** start Available records **

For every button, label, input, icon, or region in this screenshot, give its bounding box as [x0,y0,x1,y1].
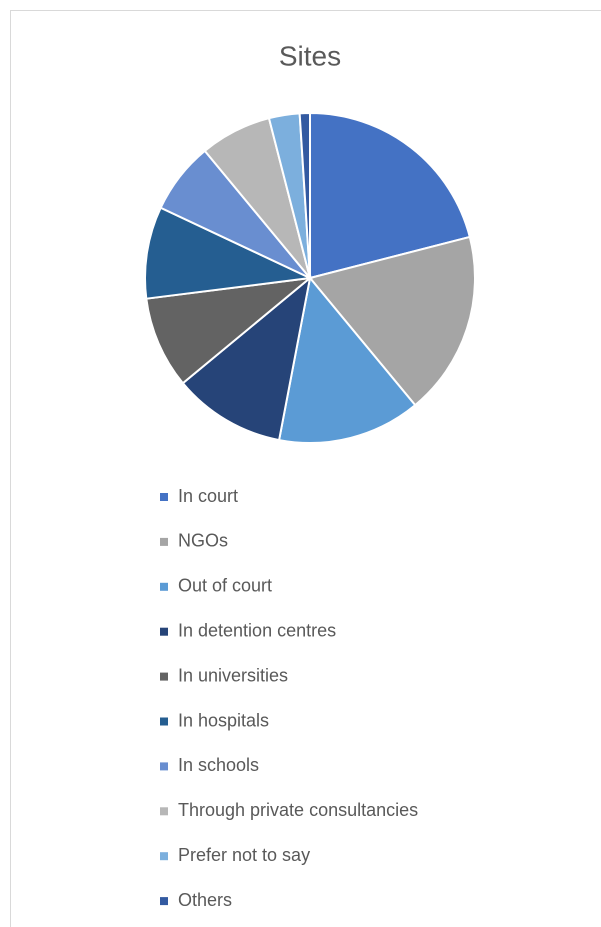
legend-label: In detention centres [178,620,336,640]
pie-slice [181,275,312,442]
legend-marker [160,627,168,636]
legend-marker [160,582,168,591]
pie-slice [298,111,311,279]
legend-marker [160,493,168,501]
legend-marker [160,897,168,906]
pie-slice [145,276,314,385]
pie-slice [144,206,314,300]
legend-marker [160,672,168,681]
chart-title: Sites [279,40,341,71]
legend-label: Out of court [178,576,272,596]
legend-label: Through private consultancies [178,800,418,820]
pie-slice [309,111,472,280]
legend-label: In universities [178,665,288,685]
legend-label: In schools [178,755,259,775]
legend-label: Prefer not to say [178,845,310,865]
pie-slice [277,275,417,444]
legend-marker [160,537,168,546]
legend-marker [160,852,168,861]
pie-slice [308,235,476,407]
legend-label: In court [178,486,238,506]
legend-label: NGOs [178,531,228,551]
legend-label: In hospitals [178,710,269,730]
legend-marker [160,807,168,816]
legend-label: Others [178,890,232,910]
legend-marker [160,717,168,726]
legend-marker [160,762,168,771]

** end Available records **

What this task involves. Pick out each line in the records above that contains the string "slice", and copy those lines.

Written solution.
pie-slice [181,275,312,442]
pie-slice [298,111,311,279]
pie-slice [145,276,314,385]
pie-slice [144,206,314,300]
pie-slice [309,111,472,280]
pie-slice [277,275,417,444]
pie-slice [308,235,476,407]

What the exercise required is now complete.